> _TASK OBJECTIVE_: Return each line of the data below exactly, omitting any pictures.
START DATASET
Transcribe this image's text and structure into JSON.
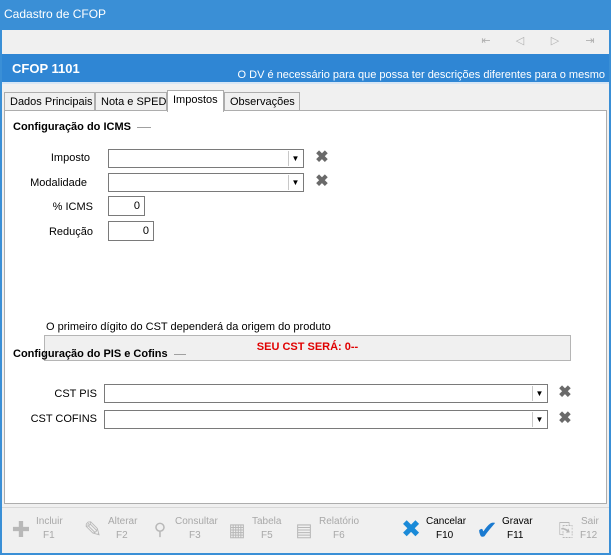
{
  "window": {
    "title": "Cadastro de CFOP"
  },
  "nav": {
    "first": "⇤",
    "prev": "◁",
    "next": "▷",
    "last": "⇥"
  },
  "header": {
    "title": "CFOP  1101",
    "note": "O DV é necessário para que possa ter descrições diferentes para o mesmo"
  },
  "tabs": [
    {
      "label": "Dados Principais"
    },
    {
      "label": "Nota e SPED"
    },
    {
      "label": "Impostos"
    },
    {
      "label": "Observações"
    }
  ],
  "icms": {
    "section_title": "Configuração do ICMS",
    "imposto_label": "Imposto",
    "imposto_value": "",
    "modalidade_label": "Modalidade",
    "modalidade_value": "",
    "percent_label": "% ICMS",
    "percent_value": "0",
    "reducao_label": "Redução",
    "reducao_value": "0",
    "cst_info": "O primeiro dígito do CST dependerá da origem do produto",
    "cst_result": "SEU CST SERÁ: 0--"
  },
  "pis": {
    "section_title": "Configuração do PIS e Cofins",
    "cst_pis_label": "CST PIS",
    "cst_pis_value": "",
    "cst_cofins_label": "CST COFINS",
    "cst_cofins_value": ""
  },
  "toolbar": {
    "incluir": {
      "label": "Incluir",
      "key": "F1"
    },
    "alterar": {
      "label": "Alterar",
      "key": "F2"
    },
    "consultar": {
      "label": "Consultar",
      "key": "F3"
    },
    "tabela": {
      "label": "Tabela",
      "key": "F5"
    },
    "relatorio": {
      "label": "Relatório",
      "key": "F6"
    },
    "cancelar": {
      "label": "Cancelar",
      "key": "F10"
    },
    "gravar": {
      "label": "Gravar",
      "key": "F11"
    },
    "sair": {
      "label": "Sair",
      "key": "F12"
    }
  },
  "colors": {
    "accent": "#2f86d4",
    "cst_result": "#e00000",
    "cancel_icon": "#1a8ad8",
    "save_icon": "#1a7ad0"
  }
}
END DATASET
> _OUTPUT OF THE TASK_:
Transcribe this image's text and structure into JSON.
{
  "window": {
    "title": "Cadastro de CFOP"
  },
  "nav": {
    "first": "⇤",
    "prev": "◁",
    "next": "▷",
    "last": "⇥"
  },
  "header": {
    "title": "CFOP  1101",
    "note": "O DV é necessário para que possa ter descrições diferentes para o mesmo"
  },
  "tabs": [
    {
      "label": "Dados Principais"
    },
    {
      "label": "Nota e SPED"
    },
    {
      "label": "Impostos"
    },
    {
      "label": "Observações"
    }
  ],
  "icms": {
    "section_title": "Configuração do ICMS",
    "imposto_label": "Imposto",
    "imposto_value": "",
    "modalidade_label": "Modalidade",
    "modalidade_value": "",
    "percent_label": "% ICMS",
    "percent_value": "0",
    "reducao_label": "Redução",
    "reducao_value": "0",
    "cst_info": "O primeiro dígito do CST dependerá da origem do produto",
    "cst_result": "SEU CST SERÁ: 0--"
  },
  "pis": {
    "section_title": "Configuração do PIS e Cofins",
    "cst_pis_label": "CST PIS",
    "cst_pis_value": "",
    "cst_cofins_label": "CST COFINS",
    "cst_cofins_value": ""
  },
  "toolbar": {
    "incluir": {
      "label": "Incluir",
      "key": "F1"
    },
    "alterar": {
      "label": "Alterar",
      "key": "F2"
    },
    "consultar": {
      "label": "Consultar",
      "key": "F3"
    },
    "tabela": {
      "label": "Tabela",
      "key": "F5"
    },
    "relatorio": {
      "label": "Relatório",
      "key": "F6"
    },
    "cancelar": {
      "label": "Cancelar",
      "key": "F10"
    },
    "gravar": {
      "label": "Gravar",
      "key": "F11"
    },
    "sair": {
      "label": "Sair",
      "key": "F12"
    }
  },
  "colors": {
    "accent": "#2f86d4",
    "cst_result": "#e00000",
    "cancel_icon": "#1a8ad8",
    "save_icon": "#1a7ad0"
  }
}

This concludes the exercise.